_Exercise brief:_
List each line holding the string "icon".

_Dataset excerpts:_
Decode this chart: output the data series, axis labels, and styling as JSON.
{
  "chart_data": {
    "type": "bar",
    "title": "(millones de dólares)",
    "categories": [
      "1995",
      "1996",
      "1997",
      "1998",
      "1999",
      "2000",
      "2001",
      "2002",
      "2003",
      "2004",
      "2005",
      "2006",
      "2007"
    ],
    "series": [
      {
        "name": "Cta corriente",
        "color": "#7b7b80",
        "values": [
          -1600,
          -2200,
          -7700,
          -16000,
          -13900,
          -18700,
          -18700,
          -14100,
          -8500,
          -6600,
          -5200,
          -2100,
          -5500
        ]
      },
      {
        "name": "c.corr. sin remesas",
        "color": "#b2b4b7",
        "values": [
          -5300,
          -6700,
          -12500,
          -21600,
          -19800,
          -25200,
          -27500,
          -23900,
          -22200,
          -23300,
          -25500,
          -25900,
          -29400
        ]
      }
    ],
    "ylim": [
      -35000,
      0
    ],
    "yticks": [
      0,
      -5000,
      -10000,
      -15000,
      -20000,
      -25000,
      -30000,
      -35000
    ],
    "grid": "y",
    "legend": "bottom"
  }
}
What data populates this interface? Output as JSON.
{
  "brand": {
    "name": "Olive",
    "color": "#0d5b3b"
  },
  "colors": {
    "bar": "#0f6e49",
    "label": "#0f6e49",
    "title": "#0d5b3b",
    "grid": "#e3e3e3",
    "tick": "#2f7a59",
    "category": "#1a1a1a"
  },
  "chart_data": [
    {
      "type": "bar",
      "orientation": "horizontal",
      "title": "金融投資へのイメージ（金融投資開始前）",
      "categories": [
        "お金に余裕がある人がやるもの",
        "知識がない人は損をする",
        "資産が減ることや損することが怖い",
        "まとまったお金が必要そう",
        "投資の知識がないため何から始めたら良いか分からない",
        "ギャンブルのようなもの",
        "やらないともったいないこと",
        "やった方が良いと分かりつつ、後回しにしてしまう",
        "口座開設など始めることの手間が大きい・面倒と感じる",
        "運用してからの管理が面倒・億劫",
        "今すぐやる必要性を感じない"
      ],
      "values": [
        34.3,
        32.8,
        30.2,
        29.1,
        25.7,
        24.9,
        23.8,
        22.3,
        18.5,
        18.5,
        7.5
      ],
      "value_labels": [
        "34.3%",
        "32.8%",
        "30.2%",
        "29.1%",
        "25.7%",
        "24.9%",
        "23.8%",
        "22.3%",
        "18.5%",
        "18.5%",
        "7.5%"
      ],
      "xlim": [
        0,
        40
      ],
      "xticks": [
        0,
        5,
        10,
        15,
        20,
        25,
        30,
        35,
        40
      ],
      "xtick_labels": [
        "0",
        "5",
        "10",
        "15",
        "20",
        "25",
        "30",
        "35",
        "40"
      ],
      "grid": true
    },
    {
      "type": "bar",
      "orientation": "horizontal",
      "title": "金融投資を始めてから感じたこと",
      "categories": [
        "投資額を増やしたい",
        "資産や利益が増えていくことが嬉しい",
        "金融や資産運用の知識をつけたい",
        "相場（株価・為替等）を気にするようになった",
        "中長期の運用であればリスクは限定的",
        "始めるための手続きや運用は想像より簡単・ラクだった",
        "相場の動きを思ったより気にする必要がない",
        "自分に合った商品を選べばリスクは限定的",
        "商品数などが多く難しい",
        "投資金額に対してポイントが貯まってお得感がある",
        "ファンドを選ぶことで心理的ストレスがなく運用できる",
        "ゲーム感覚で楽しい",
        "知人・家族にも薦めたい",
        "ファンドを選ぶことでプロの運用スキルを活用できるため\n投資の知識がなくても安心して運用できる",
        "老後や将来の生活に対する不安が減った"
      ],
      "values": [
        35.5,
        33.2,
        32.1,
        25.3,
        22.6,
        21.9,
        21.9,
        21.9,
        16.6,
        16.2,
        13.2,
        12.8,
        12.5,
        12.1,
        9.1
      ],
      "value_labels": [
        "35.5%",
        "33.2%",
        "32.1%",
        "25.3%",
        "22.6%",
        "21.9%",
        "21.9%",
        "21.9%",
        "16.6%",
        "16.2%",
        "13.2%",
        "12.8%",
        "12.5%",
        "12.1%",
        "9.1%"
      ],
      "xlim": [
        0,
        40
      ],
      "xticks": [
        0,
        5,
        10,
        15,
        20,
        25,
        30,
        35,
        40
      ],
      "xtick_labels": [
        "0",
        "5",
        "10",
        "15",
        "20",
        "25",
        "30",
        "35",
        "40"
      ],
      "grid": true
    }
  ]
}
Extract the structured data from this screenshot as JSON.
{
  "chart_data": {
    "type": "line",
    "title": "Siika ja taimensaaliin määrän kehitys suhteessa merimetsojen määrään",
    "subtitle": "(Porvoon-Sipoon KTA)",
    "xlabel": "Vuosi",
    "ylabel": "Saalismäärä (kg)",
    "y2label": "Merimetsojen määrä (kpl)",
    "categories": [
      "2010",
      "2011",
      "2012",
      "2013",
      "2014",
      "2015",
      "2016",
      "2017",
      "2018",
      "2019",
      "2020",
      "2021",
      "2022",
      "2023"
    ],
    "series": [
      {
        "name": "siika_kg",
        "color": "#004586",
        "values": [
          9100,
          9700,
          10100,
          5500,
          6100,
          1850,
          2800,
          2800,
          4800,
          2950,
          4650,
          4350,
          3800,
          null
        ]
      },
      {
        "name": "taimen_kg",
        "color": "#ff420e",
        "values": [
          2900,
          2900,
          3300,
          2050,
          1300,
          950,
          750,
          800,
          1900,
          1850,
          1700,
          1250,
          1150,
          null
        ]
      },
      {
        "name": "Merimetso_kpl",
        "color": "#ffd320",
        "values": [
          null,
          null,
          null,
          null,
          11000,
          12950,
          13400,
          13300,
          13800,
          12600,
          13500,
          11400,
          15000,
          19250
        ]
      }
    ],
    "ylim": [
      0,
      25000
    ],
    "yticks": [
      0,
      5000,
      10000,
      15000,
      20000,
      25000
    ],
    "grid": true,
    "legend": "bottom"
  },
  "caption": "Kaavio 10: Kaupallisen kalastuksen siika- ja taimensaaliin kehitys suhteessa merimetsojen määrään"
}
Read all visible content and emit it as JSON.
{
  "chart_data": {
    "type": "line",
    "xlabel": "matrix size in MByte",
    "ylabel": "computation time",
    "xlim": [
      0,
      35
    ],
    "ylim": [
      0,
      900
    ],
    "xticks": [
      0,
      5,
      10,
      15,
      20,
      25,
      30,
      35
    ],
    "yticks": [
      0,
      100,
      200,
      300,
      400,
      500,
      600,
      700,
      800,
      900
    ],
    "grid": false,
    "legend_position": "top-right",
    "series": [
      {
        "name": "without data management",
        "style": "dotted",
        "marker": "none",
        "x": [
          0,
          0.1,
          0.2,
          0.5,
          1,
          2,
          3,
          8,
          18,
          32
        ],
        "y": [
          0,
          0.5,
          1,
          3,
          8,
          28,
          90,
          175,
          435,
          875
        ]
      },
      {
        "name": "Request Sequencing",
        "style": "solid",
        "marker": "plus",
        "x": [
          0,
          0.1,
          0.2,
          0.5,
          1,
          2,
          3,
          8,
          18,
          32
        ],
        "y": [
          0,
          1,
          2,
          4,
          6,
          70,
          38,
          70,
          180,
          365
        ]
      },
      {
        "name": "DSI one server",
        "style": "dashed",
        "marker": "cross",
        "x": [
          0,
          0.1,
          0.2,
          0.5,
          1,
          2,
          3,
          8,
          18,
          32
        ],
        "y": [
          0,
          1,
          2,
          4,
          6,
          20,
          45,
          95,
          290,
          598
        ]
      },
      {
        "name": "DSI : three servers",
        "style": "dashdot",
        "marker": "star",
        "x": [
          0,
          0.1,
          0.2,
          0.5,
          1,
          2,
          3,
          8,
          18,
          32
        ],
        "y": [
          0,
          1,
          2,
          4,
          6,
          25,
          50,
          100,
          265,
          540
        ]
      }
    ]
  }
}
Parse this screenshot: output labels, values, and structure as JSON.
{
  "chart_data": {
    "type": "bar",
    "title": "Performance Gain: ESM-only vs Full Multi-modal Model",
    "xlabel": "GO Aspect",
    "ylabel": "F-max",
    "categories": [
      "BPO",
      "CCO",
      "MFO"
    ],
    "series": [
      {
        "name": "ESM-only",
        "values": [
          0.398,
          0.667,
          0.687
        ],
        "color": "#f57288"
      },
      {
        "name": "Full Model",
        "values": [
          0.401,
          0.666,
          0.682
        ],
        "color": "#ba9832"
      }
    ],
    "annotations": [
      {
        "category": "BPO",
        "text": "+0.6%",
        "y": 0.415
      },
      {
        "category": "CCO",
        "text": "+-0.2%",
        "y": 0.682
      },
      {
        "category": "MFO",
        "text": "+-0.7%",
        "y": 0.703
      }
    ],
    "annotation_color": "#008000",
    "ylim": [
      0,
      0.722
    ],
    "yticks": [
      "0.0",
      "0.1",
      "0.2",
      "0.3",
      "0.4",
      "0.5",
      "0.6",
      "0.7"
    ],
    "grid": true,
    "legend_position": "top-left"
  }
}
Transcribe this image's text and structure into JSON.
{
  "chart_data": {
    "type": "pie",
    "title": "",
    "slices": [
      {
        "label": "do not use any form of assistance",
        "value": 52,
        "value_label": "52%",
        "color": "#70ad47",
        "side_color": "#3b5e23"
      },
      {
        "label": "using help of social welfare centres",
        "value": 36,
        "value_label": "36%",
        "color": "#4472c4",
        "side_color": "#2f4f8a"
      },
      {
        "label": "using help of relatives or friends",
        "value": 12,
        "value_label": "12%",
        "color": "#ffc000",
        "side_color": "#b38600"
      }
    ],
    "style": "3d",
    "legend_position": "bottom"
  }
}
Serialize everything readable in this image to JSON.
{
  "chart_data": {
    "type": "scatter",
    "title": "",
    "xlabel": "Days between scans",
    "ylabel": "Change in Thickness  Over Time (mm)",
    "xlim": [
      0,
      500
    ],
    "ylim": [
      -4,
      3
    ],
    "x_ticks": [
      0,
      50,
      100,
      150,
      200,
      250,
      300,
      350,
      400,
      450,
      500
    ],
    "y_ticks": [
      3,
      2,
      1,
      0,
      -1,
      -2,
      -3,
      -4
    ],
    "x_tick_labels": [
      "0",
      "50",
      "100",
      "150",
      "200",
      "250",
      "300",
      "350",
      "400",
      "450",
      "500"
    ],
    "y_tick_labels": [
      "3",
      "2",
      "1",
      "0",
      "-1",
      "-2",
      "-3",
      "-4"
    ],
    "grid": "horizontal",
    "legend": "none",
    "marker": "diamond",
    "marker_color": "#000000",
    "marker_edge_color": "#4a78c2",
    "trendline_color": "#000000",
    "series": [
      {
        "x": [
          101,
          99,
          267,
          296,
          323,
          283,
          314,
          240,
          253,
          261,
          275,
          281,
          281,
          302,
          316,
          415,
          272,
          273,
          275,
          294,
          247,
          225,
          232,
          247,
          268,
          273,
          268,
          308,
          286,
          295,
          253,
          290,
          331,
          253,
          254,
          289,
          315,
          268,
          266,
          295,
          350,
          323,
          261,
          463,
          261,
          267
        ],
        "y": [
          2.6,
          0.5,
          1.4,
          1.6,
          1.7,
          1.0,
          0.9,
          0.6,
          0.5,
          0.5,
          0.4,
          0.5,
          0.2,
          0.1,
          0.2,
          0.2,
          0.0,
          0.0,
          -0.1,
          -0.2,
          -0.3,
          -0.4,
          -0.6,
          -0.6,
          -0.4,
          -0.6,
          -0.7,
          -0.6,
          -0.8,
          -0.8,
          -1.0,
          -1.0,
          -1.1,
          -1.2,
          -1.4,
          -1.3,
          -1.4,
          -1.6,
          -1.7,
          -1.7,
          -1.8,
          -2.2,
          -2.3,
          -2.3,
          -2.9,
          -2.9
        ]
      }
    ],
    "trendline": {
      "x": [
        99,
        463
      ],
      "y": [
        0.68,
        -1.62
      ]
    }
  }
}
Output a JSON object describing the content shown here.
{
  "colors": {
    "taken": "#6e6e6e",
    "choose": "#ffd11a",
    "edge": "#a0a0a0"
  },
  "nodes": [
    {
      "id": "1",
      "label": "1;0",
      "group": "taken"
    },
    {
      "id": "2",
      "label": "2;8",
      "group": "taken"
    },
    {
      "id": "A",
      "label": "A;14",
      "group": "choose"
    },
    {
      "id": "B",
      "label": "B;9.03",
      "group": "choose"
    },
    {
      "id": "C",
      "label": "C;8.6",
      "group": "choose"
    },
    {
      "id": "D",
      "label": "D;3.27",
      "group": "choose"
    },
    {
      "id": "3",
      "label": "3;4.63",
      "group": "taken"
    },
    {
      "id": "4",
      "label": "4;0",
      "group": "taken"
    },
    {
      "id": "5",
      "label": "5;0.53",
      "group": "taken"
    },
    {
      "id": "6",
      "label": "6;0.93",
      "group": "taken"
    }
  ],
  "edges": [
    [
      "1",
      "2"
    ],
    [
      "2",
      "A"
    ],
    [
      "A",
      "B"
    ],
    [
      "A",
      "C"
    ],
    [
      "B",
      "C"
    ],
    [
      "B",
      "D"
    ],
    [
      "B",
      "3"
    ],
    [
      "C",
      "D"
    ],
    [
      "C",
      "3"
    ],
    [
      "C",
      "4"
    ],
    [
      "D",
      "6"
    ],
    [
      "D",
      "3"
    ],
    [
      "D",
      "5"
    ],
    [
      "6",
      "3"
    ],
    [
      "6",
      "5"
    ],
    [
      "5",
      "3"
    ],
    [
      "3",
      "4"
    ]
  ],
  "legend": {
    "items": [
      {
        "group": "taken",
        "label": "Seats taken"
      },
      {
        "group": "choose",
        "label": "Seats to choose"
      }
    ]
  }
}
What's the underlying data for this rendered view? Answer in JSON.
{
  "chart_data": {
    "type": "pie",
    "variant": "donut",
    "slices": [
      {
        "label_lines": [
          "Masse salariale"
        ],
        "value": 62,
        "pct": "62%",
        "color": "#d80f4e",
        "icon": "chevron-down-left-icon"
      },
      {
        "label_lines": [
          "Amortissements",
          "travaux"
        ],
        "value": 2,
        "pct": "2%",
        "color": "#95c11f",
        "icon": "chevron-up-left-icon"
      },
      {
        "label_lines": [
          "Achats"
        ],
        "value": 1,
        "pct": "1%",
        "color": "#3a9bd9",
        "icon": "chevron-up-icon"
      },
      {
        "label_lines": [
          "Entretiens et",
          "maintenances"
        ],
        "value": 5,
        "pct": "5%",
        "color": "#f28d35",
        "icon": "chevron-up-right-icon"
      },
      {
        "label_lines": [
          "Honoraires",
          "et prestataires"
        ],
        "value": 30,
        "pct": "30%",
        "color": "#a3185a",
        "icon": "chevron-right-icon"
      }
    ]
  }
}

_The output:_
        "icon": "chevron-down-left-icon"
        "icon": "chevron-up-left-icon"
        "icon": "chevron-up-icon"
        "icon": "chevron-up-right-icon"
        "icon": "chevron-right-icon"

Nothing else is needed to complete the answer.